▶ **WORK TO COMPLETE**
Return all lines where the word "dash" can be found.

▶ **GIVEN DATA**
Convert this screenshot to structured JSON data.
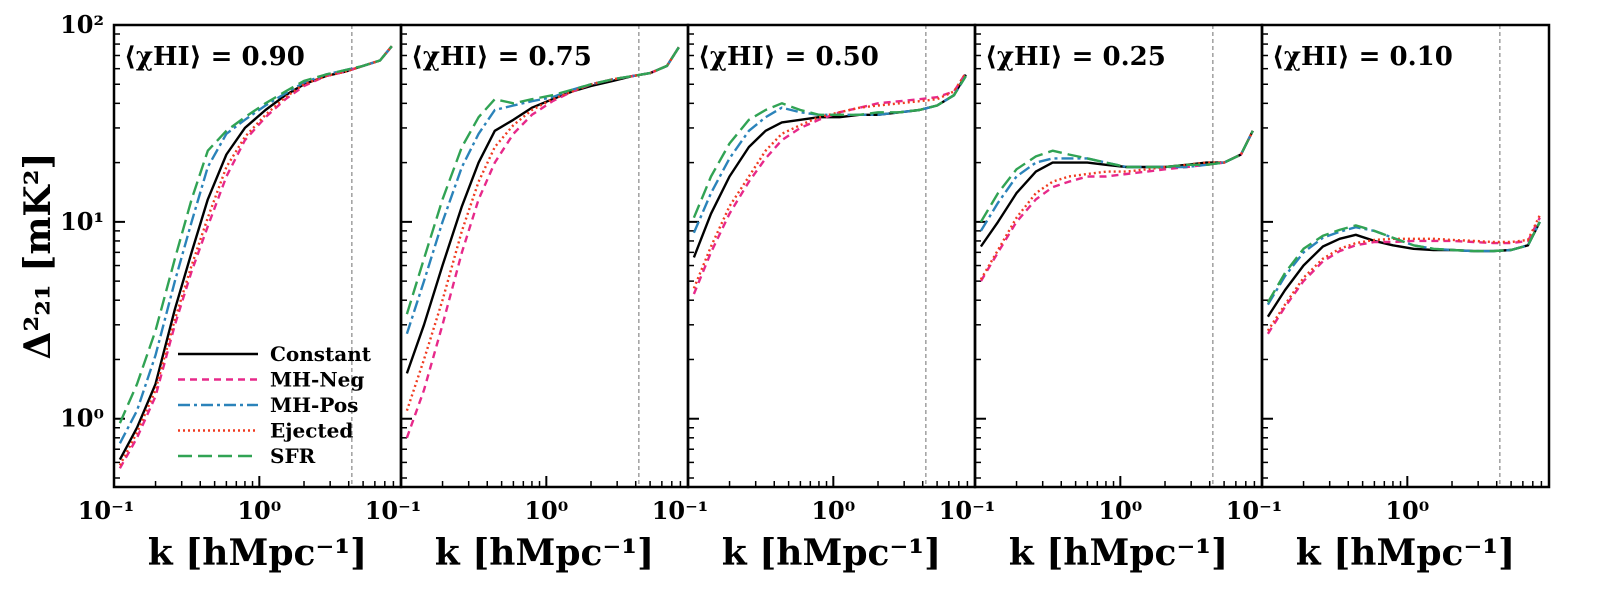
{
  "chart_data": {
    "type": "line",
    "ylabel": "Δ²₂₁ [mK²]",
    "xlabel": "k [hMpc⁻¹]",
    "xscale": "log",
    "yscale": "log",
    "xlim": [
      0.105,
      9.0
    ],
    "ylim": [
      0.45,
      100
    ],
    "x_ticks": [
      {
        "value": 0.1,
        "label": "10⁻¹"
      },
      {
        "value": 1,
        "label": "10⁰"
      }
    ],
    "y_ticks": [
      {
        "value": 1,
        "label": "10⁰"
      },
      {
        "value": 10,
        "label": "10¹"
      },
      {
        "value": 100,
        "label": "10²"
      }
    ],
    "vline_k": 4.2,
    "legend": {
      "position": "lower-right of first panel"
    },
    "series_styles": [
      {
        "name": "Constant",
        "color": "#000000",
        "dash": ""
      },
      {
        "name": "MH-Neg",
        "color": "#e7298a",
        "dash": "7,5"
      },
      {
        "name": "MH-Pos",
        "color": "#2b83ba",
        "dash": "12,4,3,4"
      },
      {
        "name": "Ejected",
        "color": "#f03b20",
        "dash": "2,3"
      },
      {
        "name": "SFR",
        "color": "#31a354",
        "dash": "14,6"
      }
    ],
    "x": [
      0.115,
      0.15,
      0.2,
      0.27,
      0.35,
      0.45,
      0.6,
      0.8,
      1.1,
      1.5,
      2,
      2.8,
      3.8,
      5,
      6.5,
      7.8
    ],
    "panels": [
      {
        "title": "⟨χHI⟩ = 0.90",
        "series": [
          {
            "name": "Constant",
            "values": [
              0.62,
              0.9,
              1.5,
              3.6,
              7,
              13,
              22,
              30,
              37,
              44,
              50,
              55,
              58,
              62,
              66,
              78
            ]
          },
          {
            "name": "MH-Neg",
            "values": [
              0.56,
              0.8,
              1.3,
              3,
              5.6,
              9.5,
              17,
              26,
              34,
              42,
              49,
              55,
              58,
              62,
              66,
              78
            ]
          },
          {
            "name": "MH-Pos",
            "values": [
              0.75,
              1.1,
              2.1,
              5,
              10,
              19,
              28,
              33,
              39,
              45,
              51,
              56,
              59,
              62,
              66,
              78
            ]
          },
          {
            "name": "Ejected",
            "values": [
              0.58,
              0.85,
              1.4,
              3.2,
              6,
              10.5,
              19,
              27,
              35,
              43,
              50,
              55,
              58,
              62,
              66,
              78
            ]
          },
          {
            "name": "SFR",
            "values": [
              0.95,
              1.5,
              2.8,
              6.5,
              13,
              23,
              29,
              34,
              40,
              46,
              52,
              56,
              59,
              62,
              66,
              78
            ]
          }
        ]
      },
      {
        "title": "⟨χHI⟩ = 0.75",
        "series": [
          {
            "name": "Constant",
            "values": [
              1.7,
              3,
              6,
              12,
              20,
              29,
              33,
              38,
              42,
              46,
              49,
              52,
              55,
              57,
              62,
              77
            ]
          },
          {
            "name": "MH-Neg",
            "values": [
              0.8,
              1.4,
              3,
              7,
              13,
              20,
              28,
              35,
              41,
              46,
              50,
              53,
              55,
              57,
              62,
              77
            ]
          },
          {
            "name": "MH-Pos",
            "values": [
              2.7,
              5,
              10,
              19,
              28,
              37,
              39,
              41,
              43,
              47,
              50,
              53,
              55,
              57,
              62,
              77
            ]
          },
          {
            "name": "Ejected",
            "values": [
              1.1,
              2,
              4,
              9,
              16,
              24,
              31,
              37,
              42,
              46,
              50,
              53,
              55,
              57,
              62,
              77
            ]
          },
          {
            "name": "SFR",
            "values": [
              3.4,
              6.5,
              13,
              24,
              34,
              42,
              40,
              42,
              44,
              47,
              50,
              53,
              55,
              57,
              62,
              77
            ]
          }
        ]
      },
      {
        "title": "⟨χHI⟩ = 0.50",
        "series": [
          {
            "name": "Constant",
            "values": [
              6.6,
              11,
              17,
              24,
              29,
              32,
              33,
              34,
              34,
              35,
              35,
              36,
              37,
              39,
              44,
              56
            ]
          },
          {
            "name": "MH-Neg",
            "values": [
              4.3,
              7,
              11,
              16,
              21,
              26,
              30,
              33,
              36,
              38,
              40,
              41,
              42,
              43,
              46,
              57
            ]
          },
          {
            "name": "MH-Pos",
            "values": [
              8.8,
              14,
              21,
              29,
              34,
              38,
              36,
              35,
              35,
              35,
              35,
              36,
              37,
              39,
              44,
              55
            ]
          },
          {
            "name": "Ejected",
            "values": [
              4.6,
              7.5,
              12,
              17,
              23,
              28,
              31,
              34,
              36,
              38,
              39,
              40,
              41,
              42,
              46,
              57
            ]
          },
          {
            "name": "SFR",
            "values": [
              10.5,
              17,
              25,
              33,
              37,
              40,
              37,
              35,
              35,
              35,
              36,
              36,
              37,
              39,
              44,
              55
            ]
          }
        ]
      },
      {
        "title": "⟨χHI⟩ = 0.25",
        "series": [
          {
            "name": "Constant",
            "values": [
              7.5,
              10,
              14,
              18,
              20,
              20,
              20,
              19.5,
              19,
              19,
              19,
              19.5,
              20,
              20,
              22,
              29
            ]
          },
          {
            "name": "MH-Neg",
            "values": [
              5,
              7,
              10,
              13,
              15,
              16,
              17,
              17,
              17.5,
              18,
              18.5,
              19,
              19.5,
              20,
              22,
              29
            ]
          },
          {
            "name": "MH-Pos",
            "values": [
              9,
              12.5,
              17,
              20,
              21,
              21,
              21,
              20,
              19,
              19,
              19,
              19,
              19.5,
              20,
              22,
              29
            ]
          },
          {
            "name": "Ejected",
            "values": [
              5.1,
              7.2,
              10.5,
              14,
              16,
              17,
              17.5,
              18,
              18,
              18.5,
              19,
              19.5,
              20,
              20,
              22,
              29
            ]
          },
          {
            "name": "SFR",
            "values": [
              10,
              14,
              18.5,
              21.5,
              23,
              22,
              21,
              20,
              19,
              19,
              19,
              19.5,
              19.5,
              20,
              22,
              29
            ]
          }
        ]
      },
      {
        "title": "⟨χHI⟩ = 0.10",
        "series": [
          {
            "name": "Constant",
            "values": [
              3.3,
              4.5,
              6,
              7.5,
              8.2,
              8.6,
              8,
              7.6,
              7.3,
              7.2,
              7.2,
              7.1,
              7.1,
              7.2,
              7.6,
              10
            ]
          },
          {
            "name": "MH-Neg",
            "values": [
              2.7,
              3.7,
              5,
              6.3,
              7.1,
              7.6,
              7.9,
              7.9,
              8,
              8,
              8,
              7.9,
              7.8,
              7.8,
              8,
              10.5
            ]
          },
          {
            "name": "MH-Pos",
            "values": [
              3.8,
              5.3,
              7,
              8.3,
              8.9,
              9.4,
              9,
              8.3,
              7.6,
              7.3,
              7.2,
              7.1,
              7.1,
              7.2,
              7.6,
              10
            ]
          },
          {
            "name": "Ejected",
            "values": [
              2.8,
              3.8,
              5.2,
              6.5,
              7.3,
              7.8,
              8.1,
              8.2,
              8.2,
              8.2,
              8.1,
              8,
              7.9,
              7.9,
              8.1,
              10.8
            ]
          },
          {
            "name": "SFR",
            "values": [
              3.9,
              5.5,
              7.3,
              8.5,
              9.1,
              9.6,
              9,
              8.3,
              7.6,
              7.3,
              7.2,
              7.1,
              7.1,
              7.2,
              7.6,
              10
            ]
          }
        ]
      }
    ]
  }
}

▶ **RESPONSE TO THE TASK**
        "dash": ""
        "dash": "7,5"
        "dash": "12,4,3,4"
        "dash": "2,3"
        "dash": "14,6"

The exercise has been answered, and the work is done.